>> Begin

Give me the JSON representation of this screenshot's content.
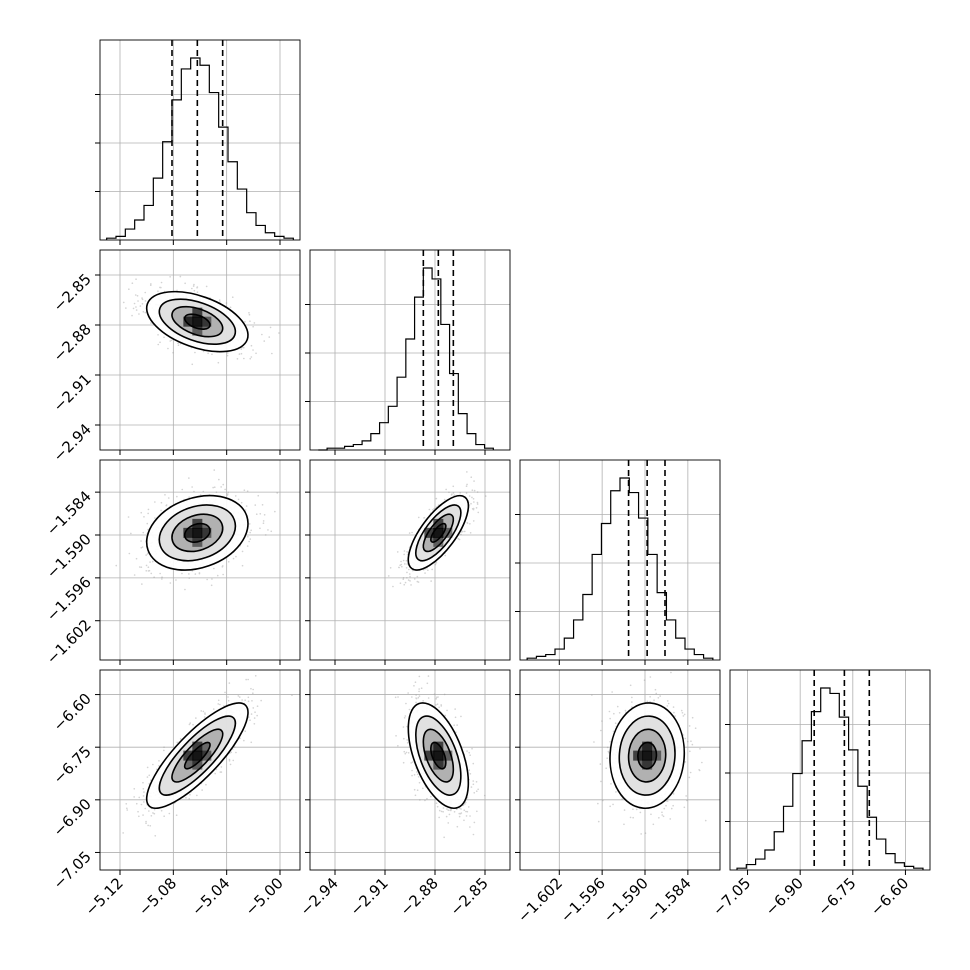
{
  "chart_data": {
    "type": "corner",
    "parameters": [
      {
        "ticks": [
          -5.12,
          -5.08,
          -5.04,
          -5.0
        ],
        "tick_labels": [
          "−5.12",
          "−5.08",
          "−5.04",
          "−5.00"
        ],
        "range": [
          -5.135,
          -4.985
        ],
        "median": -5.062,
        "q16": -5.081,
        "q84": -5.043,
        "sigma": 0.019
      },
      {
        "ticks": [
          -2.94,
          -2.91,
          -2.88,
          -2.85
        ],
        "tick_labels": [
          "−2.94",
          "−2.91",
          "−2.88",
          "−2.85"
        ],
        "range": [
          -2.955,
          -2.835
        ],
        "median": -2.878,
        "q16": -2.887,
        "q84": -2.869,
        "sigma": 0.009
      },
      {
        "ticks": [
          -1.602,
          -1.596,
          -1.59,
          -1.584
        ],
        "tick_labels": [
          "−1.602",
          "−1.596",
          "−1.590",
          "−1.584"
        ],
        "range": [
          -1.6075,
          -1.5795
        ],
        "median": -1.5897,
        "q16": -1.5923,
        "q84": -1.5872,
        "sigma": 0.0026
      },
      {
        "ticks": [
          -7.05,
          -6.9,
          -6.75,
          -6.6
        ],
        "tick_labels": [
          "−7.05",
          "−6.90",
          "−6.75",
          "−6.60"
        ],
        "range": [
          -7.1,
          -6.53
        ],
        "median": -6.774,
        "q16": -6.86,
        "q84": -6.703,
        "sigma": 0.075
      }
    ],
    "histograms": [
      {
        "edges_range": [
          -5.13,
          -4.99
        ],
        "counts": [
          1,
          2,
          6,
          11,
          19,
          34,
          54,
          77,
          94,
          100,
          96,
          81,
          62,
          43,
          28,
          15,
          8,
          4,
          2,
          1
        ]
      },
      {
        "edges_range": [
          -2.95,
          -2.845
        ],
        "counts": [
          0,
          1,
          1,
          2,
          3,
          5,
          9,
          15,
          24,
          40,
          61,
          84,
          100,
          94,
          69,
          42,
          20,
          9,
          3,
          1
        ]
      },
      {
        "edges_range": [
          -1.6065,
          -1.5805
        ],
        "counts": [
          1,
          2,
          3,
          6,
          12,
          22,
          36,
          58,
          75,
          93,
          100,
          92,
          78,
          58,
          37,
          22,
          12,
          6,
          3,
          1
        ]
      },
      {
        "edges_range": [
          -7.08,
          -6.55
        ],
        "counts": [
          1,
          3,
          6,
          11,
          21,
          35,
          53,
          71,
          87,
          100,
          97,
          84,
          66,
          46,
          29,
          17,
          9,
          4,
          2,
          1
        ]
      }
    ],
    "correlations": [
      [
        1.0,
        -0.45,
        0.25,
        0.82
      ],
      [
        -0.45,
        1.0,
        0.72,
        -0.52
      ],
      [
        0.25,
        0.72,
        1.0,
        0.05
      ],
      [
        0.82,
        -0.52,
        0.05,
        1.0
      ]
    ],
    "contour_levels_sigma": [
      0.5,
      1.0,
      1.5,
      2.0
    ],
    "quantiles": [
      0.16,
      0.5,
      0.84
    ],
    "grid": true
  }
}
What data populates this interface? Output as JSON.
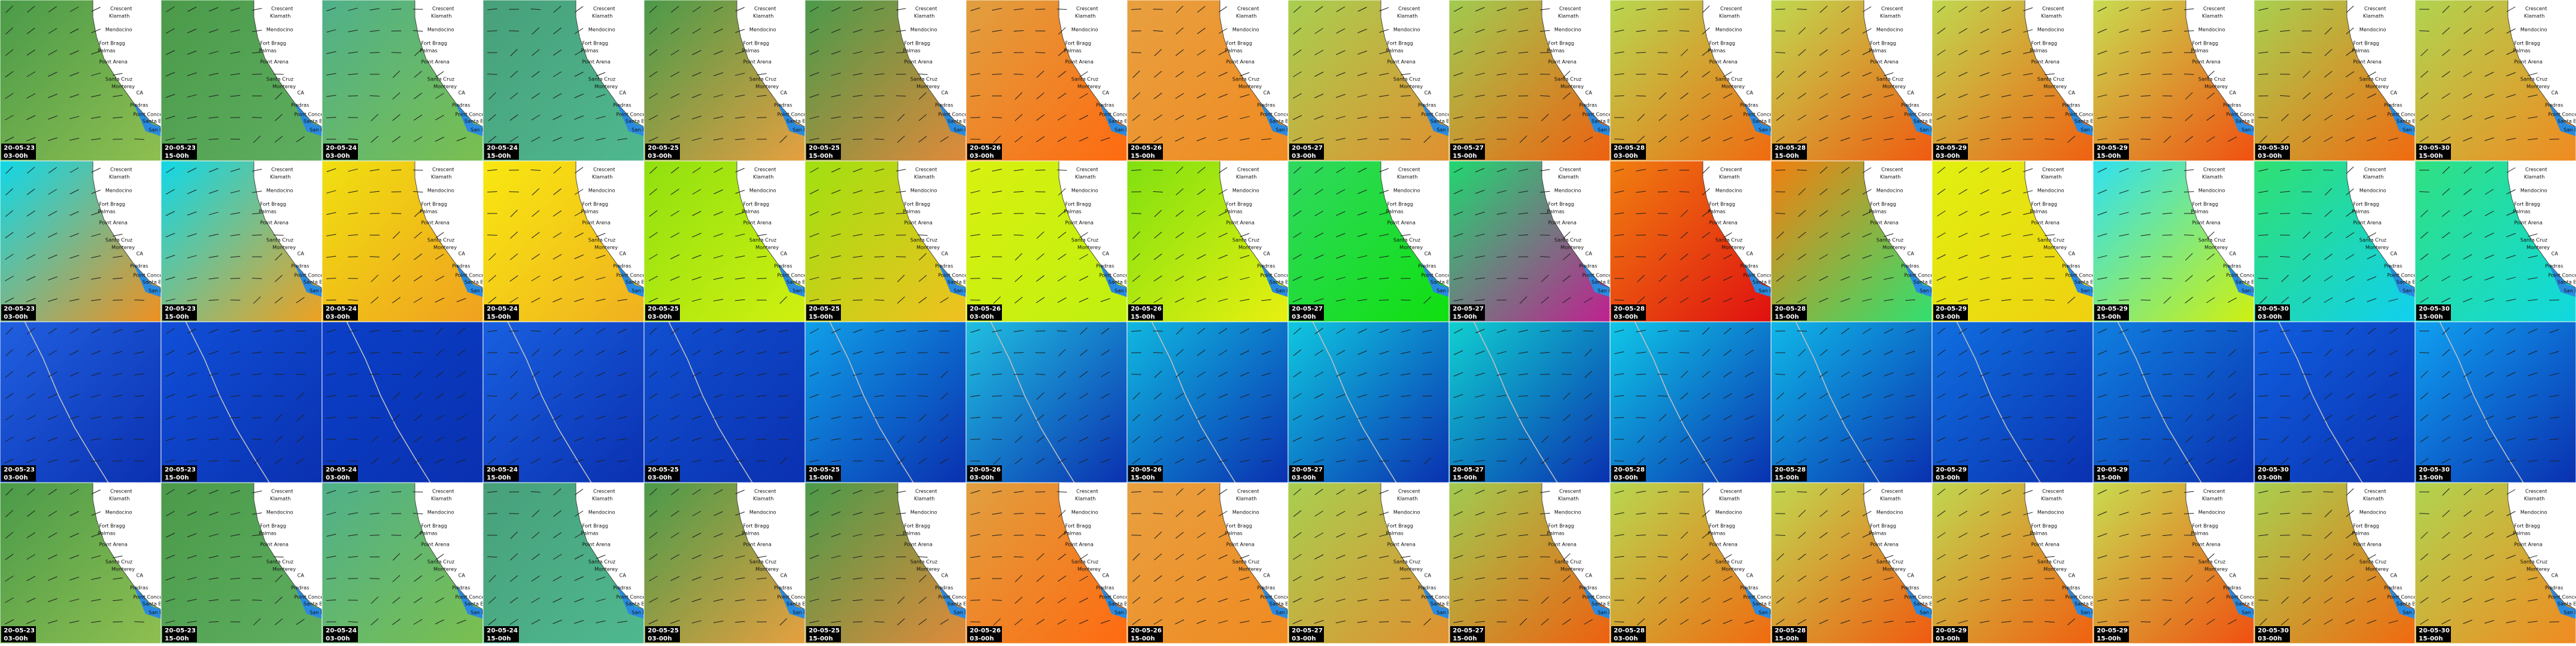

>> End

▶ _WHAT IS EXPECTED_
Copy every line of the listing that includes the string "this".

▶ _RESULT OF THE TASK_
Give me the JSON representation of this screenshot's content.
What data populates this interface? Output as JSON.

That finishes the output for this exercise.